● Task details: Copy every line from the records below that holds the word "negative".

####################

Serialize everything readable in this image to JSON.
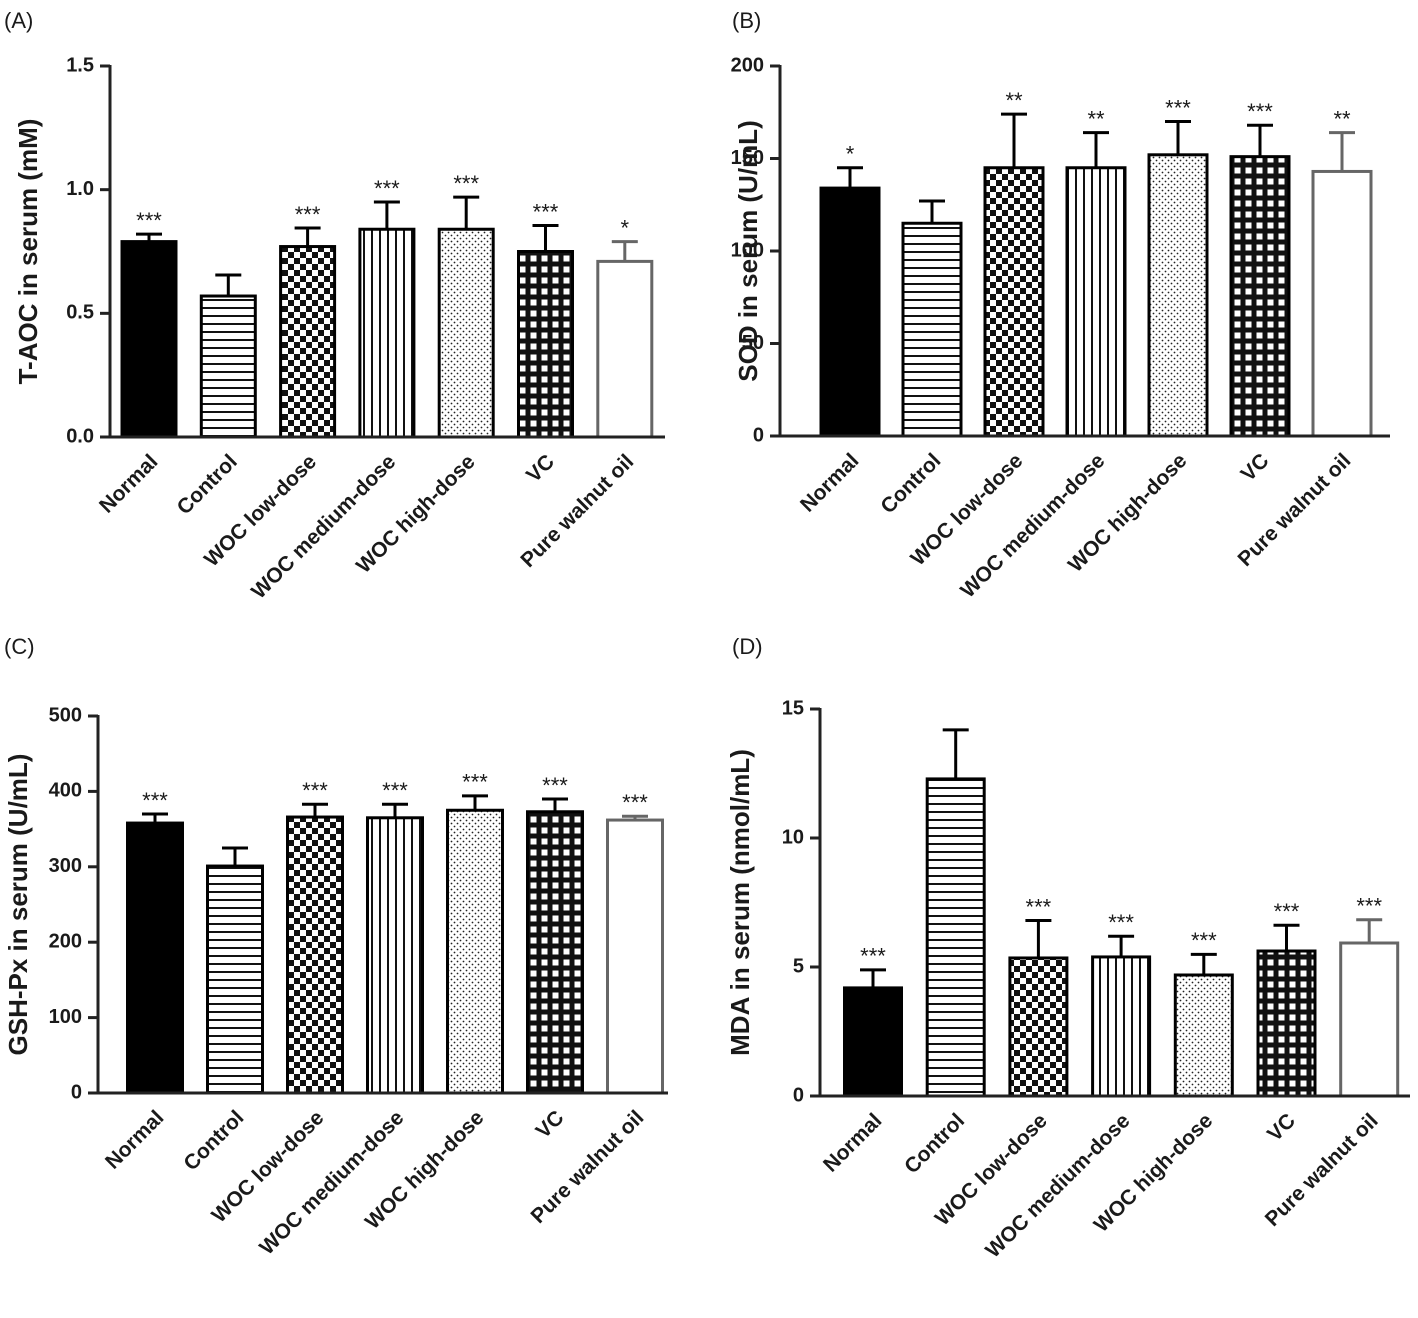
{
  "chart_data": [
    {
      "type": "bar",
      "panel_label": "(A)",
      "y_label": "T-AOC in serum (mM)",
      "categories": [
        "Normal",
        "Control",
        "WOC  low-dose",
        "WOC medium-dose",
        "WOC high-dose",
        "VC",
        "Pure walnut oil"
      ],
      "values": [
        0.79,
        0.57,
        0.77,
        0.84,
        0.84,
        0.75,
        0.71
      ],
      "errors": [
        0.03,
        0.085,
        0.075,
        0.11,
        0.13,
        0.105,
        0.08
      ],
      "significance": [
        "***",
        null,
        "***",
        "***",
        "***",
        "***",
        "*"
      ],
      "ylim": [
        0,
        1.5
      ],
      "yticks": [
        {
          "value": 0,
          "label": "0.0"
        },
        0.5,
        {
          "value": 1,
          "label": "1.0"
        },
        1.5
      ]
    },
    {
      "type": "bar",
      "panel_label": "(B)",
      "y_label": "SOD in serum (U/mL)",
      "categories": [
        "Normal",
        "Control",
        "WOC low-dose",
        "WOC medium-dose",
        "WOC high-dose",
        "VC",
        "Pure walnut oil"
      ],
      "values": [
        134,
        115,
        145,
        145,
        152,
        151,
        143
      ],
      "errors": [
        11,
        12,
        29,
        19,
        18,
        17,
        21
      ],
      "significance": [
        "*",
        null,
        "**",
        "**",
        "***",
        "***",
        "**"
      ],
      "ylim": [
        0,
        200
      ],
      "yticks": [
        0,
        50,
        100,
        150,
        200
      ]
    },
    {
      "type": "bar",
      "panel_label": "(C)",
      "y_label": "GSH-Px in serum (U/mL)",
      "categories": [
        "Normal",
        "Control",
        "WOC low-dose",
        "WOC medium-dose",
        "WOC high-dose",
        "VC",
        "Pure walnut oil"
      ],
      "values": [
        358,
        301,
        366,
        365,
        375,
        373,
        362
      ],
      "errors": [
        12,
        24,
        17,
        18,
        19,
        17,
        5
      ],
      "significance": [
        "***",
        null,
        "***",
        "***",
        "***",
        "***",
        "***"
      ],
      "ylim": [
        0,
        500
      ],
      "yticks": [
        0,
        100,
        200,
        300,
        400,
        500
      ]
    },
    {
      "type": "bar",
      "panel_label": "(D)",
      "y_label": "MDA in serum (nmol/mL)",
      "categories": [
        "Normal",
        "Control",
        "WOC low-dose",
        "WOC medium-dose",
        "WOC high-dose",
        "VC",
        "Pure walnut oil"
      ],
      "values": [
        4.19,
        12.29,
        5.35,
        5.39,
        4.69,
        5.62,
        5.93
      ],
      "errors": [
        0.7,
        1.9,
        1.45,
        0.8,
        0.8,
        1.0,
        0.9
      ],
      "significance": [
        "***",
        null,
        "***",
        "***",
        "***",
        "***",
        "***"
      ],
      "ylim": [
        0,
        15
      ],
      "yticks": [
        0,
        5,
        10,
        15
      ]
    }
  ]
}
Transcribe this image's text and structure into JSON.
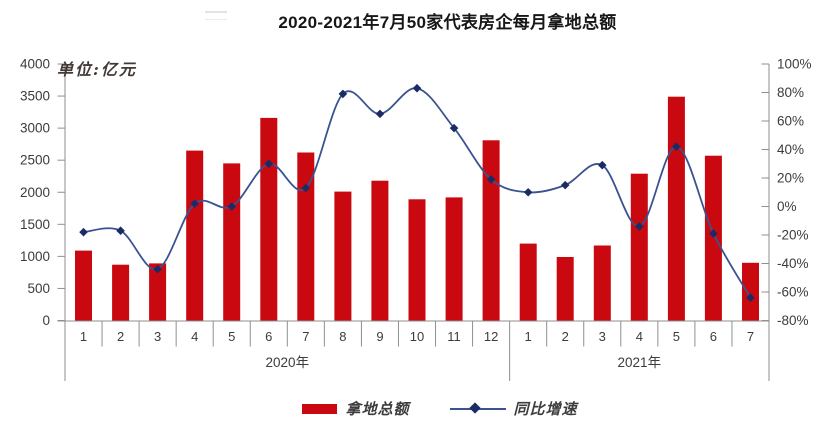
{
  "title": "2020-2021年7月50家代表房企每月拿地总额",
  "chart_data": {
    "type": "bar+line",
    "title": "2020-2021年7月50家代表房企每月拿地总额",
    "categories": [
      "1",
      "2",
      "3",
      "4",
      "5",
      "6",
      "7",
      "8",
      "9",
      "10",
      "11",
      "12",
      "1",
      "2",
      "3",
      "4",
      "5",
      "6",
      "7"
    ],
    "year_groups": [
      {
        "label": "2020年",
        "count": 12
      },
      {
        "label": "2021年",
        "count": 7
      }
    ],
    "series": [
      {
        "name": "拿地总额",
        "type": "bar",
        "axis": "left",
        "unit": "亿元",
        "values": [
          1090,
          870,
          890,
          2650,
          2450,
          3160,
          2620,
          2010,
          2180,
          1890,
          1920,
          2810,
          1200,
          990,
          1170,
          2290,
          3490,
          2570,
          900
        ]
      },
      {
        "name": "同比增速",
        "type": "line",
        "axis": "right",
        "unit": "%",
        "values": [
          -18,
          -17,
          -44,
          2,
          0,
          30,
          13,
          79,
          65,
          83,
          55,
          19,
          10,
          15,
          29,
          -14,
          42,
          -19,
          -64
        ]
      }
    ],
    "left_axis": {
      "title": "单位:亿元",
      "min": 0,
      "max": 4000,
      "step": 500,
      "tick_labels": [
        "0",
        "500",
        "1000",
        "1500",
        "2000",
        "2500",
        "3000",
        "3500",
        "4000"
      ]
    },
    "right_axis": {
      "min": -80,
      "max": 100,
      "step": 20,
      "tick_labels": [
        "-80%",
        "-60%",
        "-40%",
        "-20%",
        "0%",
        "20%",
        "40%",
        "60%",
        "80%",
        "100%"
      ]
    },
    "grid": false,
    "legend_position": "bottom"
  },
  "colors": {
    "bar": "#C9090F",
    "line": "#3A5390",
    "marker": "#1A2C63",
    "axis": "#8f8f8f",
    "tick_text": "#3c3c3c",
    "title_text": "#171717"
  }
}
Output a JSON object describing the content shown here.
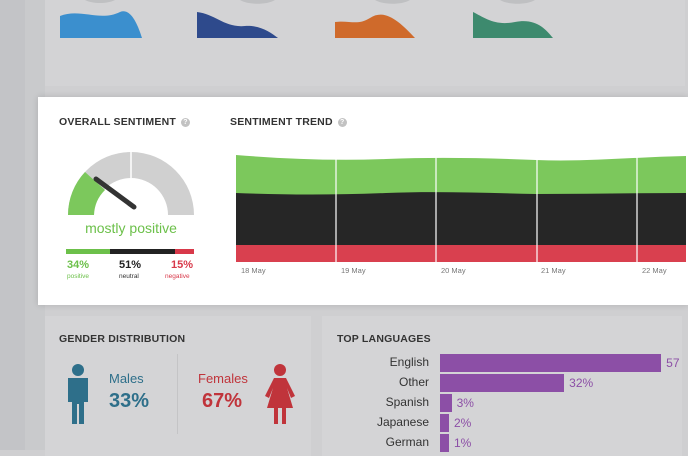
{
  "top_card": {
    "shapes": [
      {
        "name": "blue-wave-shape",
        "color": "#3b8fce"
      },
      {
        "name": "navy-wave-shape",
        "color": "#2e4a8c"
      },
      {
        "name": "orange-wave-shape",
        "color": "#cf6a2b"
      },
      {
        "name": "teal-wave-shape",
        "color": "#3d8a6e"
      }
    ]
  },
  "overall_sentiment": {
    "title": "OVERALL SENTIMENT",
    "summary": "mostly positive",
    "gauge_value": 0.34,
    "positive": {
      "value": "34%",
      "label": "positive",
      "color": "#6cc04a"
    },
    "neutral": {
      "value": "51%",
      "label": "neutral",
      "color": "#222222"
    },
    "negative": {
      "value": "15%",
      "label": "negative",
      "color": "#d8394a"
    }
  },
  "sentiment_trend": {
    "title": "SENTIMENT TREND",
    "dates": [
      "18 May",
      "19 May",
      "20 May",
      "21 May",
      "22 May"
    ],
    "colors": {
      "positive": "#7cc85c",
      "neutral": "#262626",
      "negative": "#d9404f"
    }
  },
  "gender_distribution": {
    "title": "GENDER DISTRIBUTION",
    "males": {
      "label": "Males",
      "value": "33%",
      "color": "#2e6f8a"
    },
    "females": {
      "label": "Females",
      "value": "67%",
      "color": "#c0343b"
    }
  },
  "top_languages": {
    "title": "TOP LANGUAGES",
    "bar_color": "#8c4fa6",
    "items": [
      {
        "name": "English",
        "value": "57",
        "fraction": 0.57
      },
      {
        "name": "Other",
        "value": "32%",
        "fraction": 0.32
      },
      {
        "name": "Spanish",
        "value": "3%",
        "fraction": 0.03
      },
      {
        "name": "Japanese",
        "value": "2%",
        "fraction": 0.02
      },
      {
        "name": "German",
        "value": "1%",
        "fraction": 0.01
      }
    ]
  }
}
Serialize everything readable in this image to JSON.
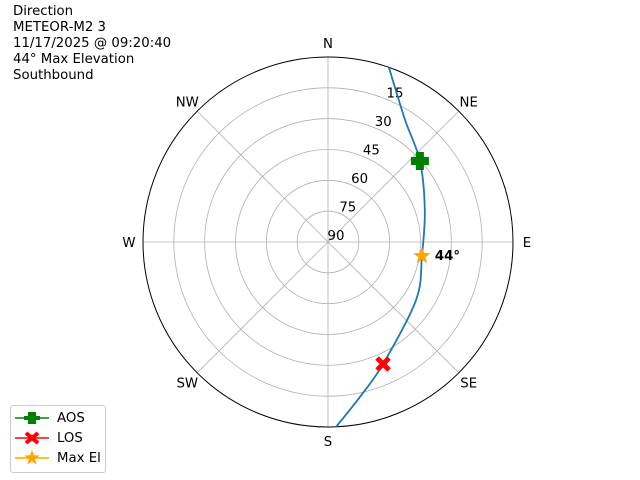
{
  "title_lines": [
    "Direction",
    "METEOR-M2 3",
    "11/17/2025 @ 09:20:40",
    "44° Max Elevation",
    "Southbound"
  ],
  "chart_data": {
    "type": "polar-line",
    "theta_direction": "clockwise",
    "theta_zero": "N",
    "direction_labels": [
      {
        "label": "N",
        "az": 0
      },
      {
        "label": "NE",
        "az": 45
      },
      {
        "label": "E",
        "az": 90
      },
      {
        "label": "SE",
        "az": 135
      },
      {
        "label": "S",
        "az": 180
      },
      {
        "label": "SW",
        "az": 225
      },
      {
        "label": "W",
        "az": 270
      },
      {
        "label": "NW",
        "az": 315
      }
    ],
    "radial_axis": {
      "quantity": "elevation",
      "inverted": true,
      "range": [
        0,
        90
      ],
      "ticks": [
        "15",
        "30",
        "45",
        "60",
        "75",
        "90"
      ],
      "tick_values": [
        15,
        30,
        45,
        60,
        75,
        90
      ]
    },
    "grid": true,
    "track": {
      "color": "#1f77b4",
      "az": [
        19.2,
        32.3,
        48.6,
        71.7,
        98.5,
        123.4,
        155.7,
        168.3,
        177.5
      ],
      "el": [
        0,
        19.8,
        30.4,
        40.4,
        43.8,
        38.7,
        24.9,
        13.1,
        0
      ]
    },
    "markers": [
      {
        "name": "AOS",
        "az": 48.6,
        "el": 30.4,
        "color": "#008000",
        "shape": "plus"
      },
      {
        "name": "LOS",
        "az": 155.7,
        "el": 24.9,
        "color": "#ff0000",
        "shape": "x"
      },
      {
        "name": "Max El",
        "az": 98.5,
        "el": 43.8,
        "color": "#ffa500",
        "shape": "star"
      }
    ],
    "annotation": "44°",
    "legend_placement": "lower-left"
  }
}
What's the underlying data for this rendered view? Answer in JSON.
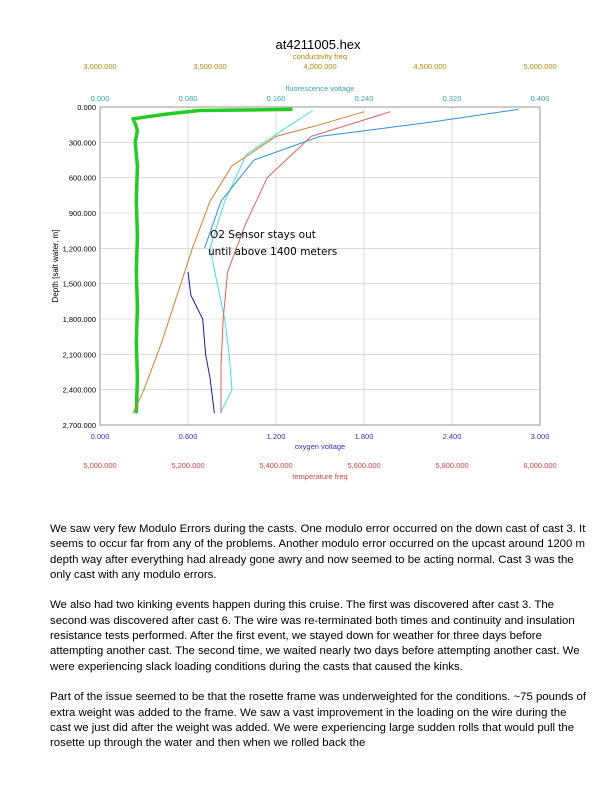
{
  "chart_data": {
    "type": "line",
    "title": "at4211005.hex",
    "top_axes": [
      {
        "label": "conductivity freq",
        "color": "#b8860b",
        "range": [
          3000000,
          5000000
        ],
        "ticks": [
          "3,000.000",
          "3,500.000",
          "4,000.000",
          "4,500.000",
          "5,000.000"
        ]
      },
      {
        "label": "fluorescence voltage",
        "color": "#3aa0b0",
        "range": [
          0,
          0.4
        ],
        "ticks": [
          "0.000",
          "0.080",
          "0.160",
          "0.240",
          "0.320",
          "0.400"
        ]
      }
    ],
    "bottom_axes": [
      {
        "label": "oxygen voltage",
        "color": "#3030c0",
        "range": [
          0,
          3
        ],
        "ticks": [
          "0.000",
          "0.600",
          "1.200",
          "1.800",
          "2.400",
          "3.000"
        ]
      },
      {
        "label": "temperature freq",
        "color": "#d04040",
        "range": [
          5000000,
          6000000
        ],
        "ticks": [
          "5,000.000",
          "5,200.000",
          "5,400.000",
          "5,600.000",
          "5,800.000",
          "6,000.000"
        ]
      }
    ],
    "y_axis": {
      "label": "Depth [salt water, m]",
      "range": [
        0,
        2700
      ],
      "ticks": [
        "0.000",
        "300.000",
        "600.000",
        "900.000",
        "1,200.000",
        "1,500.000",
        "1,800.000",
        "2,100.000",
        "2,400.000",
        "2,700.000"
      ]
    },
    "grid": true,
    "annotation": [
      "O2 Sensor stays out",
      "until above 1400 meters"
    ],
    "series": [
      {
        "color": "#22cc22",
        "axis": "fluorescence",
        "points": [
          [
            0.175,
            20
          ],
          [
            0.09,
            30
          ],
          [
            0.06,
            60
          ],
          [
            0.03,
            100
          ],
          [
            0.032,
            140
          ],
          [
            0.034,
            200
          ],
          [
            0.032,
            300
          ],
          [
            0.034,
            500
          ],
          [
            0.033,
            800
          ],
          [
            0.034,
            1100
          ],
          [
            0.033,
            1400
          ],
          [
            0.034,
            1700
          ],
          [
            0.033,
            2000
          ],
          [
            0.034,
            2300
          ],
          [
            0.033,
            2600
          ]
        ]
      },
      {
        "color": "#40e0e0",
        "axis": "oxygen",
        "points": [
          [
            1.45,
            30
          ],
          [
            1.3,
            150
          ],
          [
            1.0,
            400
          ],
          [
            0.85,
            800
          ],
          [
            0.75,
            1200
          ],
          [
            0.8,
            1500
          ],
          [
            0.85,
            1800
          ],
          [
            0.88,
            2100
          ],
          [
            0.9,
            2400
          ],
          [
            0.82,
            2600
          ]
        ]
      },
      {
        "color": "#1a1aa0",
        "axis": "oxygen",
        "points": [
          [
            0.6,
            1400
          ],
          [
            0.62,
            1600
          ],
          [
            0.7,
            1800
          ],
          [
            0.72,
            2100
          ],
          [
            0.75,
            2300
          ],
          [
            0.78,
            2600
          ]
        ]
      },
      {
        "color": "#d08030",
        "axis": "conductivity",
        "points": [
          [
            4200000,
            40
          ],
          [
            4000000,
            150
          ],
          [
            3800000,
            250
          ],
          [
            3600000,
            500
          ],
          [
            3500000,
            800
          ],
          [
            3420000,
            1200
          ],
          [
            3350000,
            1600
          ],
          [
            3280000,
            2000
          ],
          [
            3200000,
            2400
          ],
          [
            3150000,
            2600
          ]
        ]
      },
      {
        "color": "#3090e0",
        "axis": "fluorescence",
        "points": [
          [
            0.38,
            20
          ],
          [
            0.3,
            130
          ],
          [
            0.2,
            250
          ],
          [
            0.14,
            450
          ],
          [
            0.11,
            800
          ],
          [
            0.095,
            1200
          ]
        ]
      },
      {
        "color": "#e06060",
        "axis": "temperature",
        "points": [
          [
            5660000,
            40
          ],
          [
            5480000,
            250
          ],
          [
            5380000,
            600
          ],
          [
            5330000,
            1000
          ],
          [
            5290000,
            1400
          ],
          [
            5280000,
            1800
          ],
          [
            5275000,
            2200
          ],
          [
            5275000,
            2600
          ]
        ]
      }
    ]
  },
  "paragraphs": [
    "We saw very few Modulo Errors during the casts.  One modulo error occurred on the down cast of cast 3. It seems to occur far from any of the problems.  Another modulo error occurred on the upcast around 1200 m depth way after everything had already gone awry and now seemed to be acting normal.  Cast 3 was the only cast with any modulo errors.",
    "We also had two kinking events happen during this cruise.  The first was discovered after cast 3. The second was discovered after cast 6.  The wire was re-terminated both times and continuity and insulation resistance tests performed.  After the first event, we stayed down for weather for three days before attempting another cast.  The second time, we waited nearly two days before attempting another cast.  We were experiencing slack loading conditions during the casts that caused the kinks.",
    "Part of the issue seemed to be that the rosette frame was underweighted for the conditions. ~75 pounds of extra weight was added to the frame.  We saw a vast improvement in the loading on the wire during the cast we just did after the weight was added.  We were experiencing large sudden rolls that would pull the rosette up through the water and then when we rolled back the"
  ]
}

####################

● Final result:
    "negative": {
      "label": "negative",
      "negative": "#d9404f"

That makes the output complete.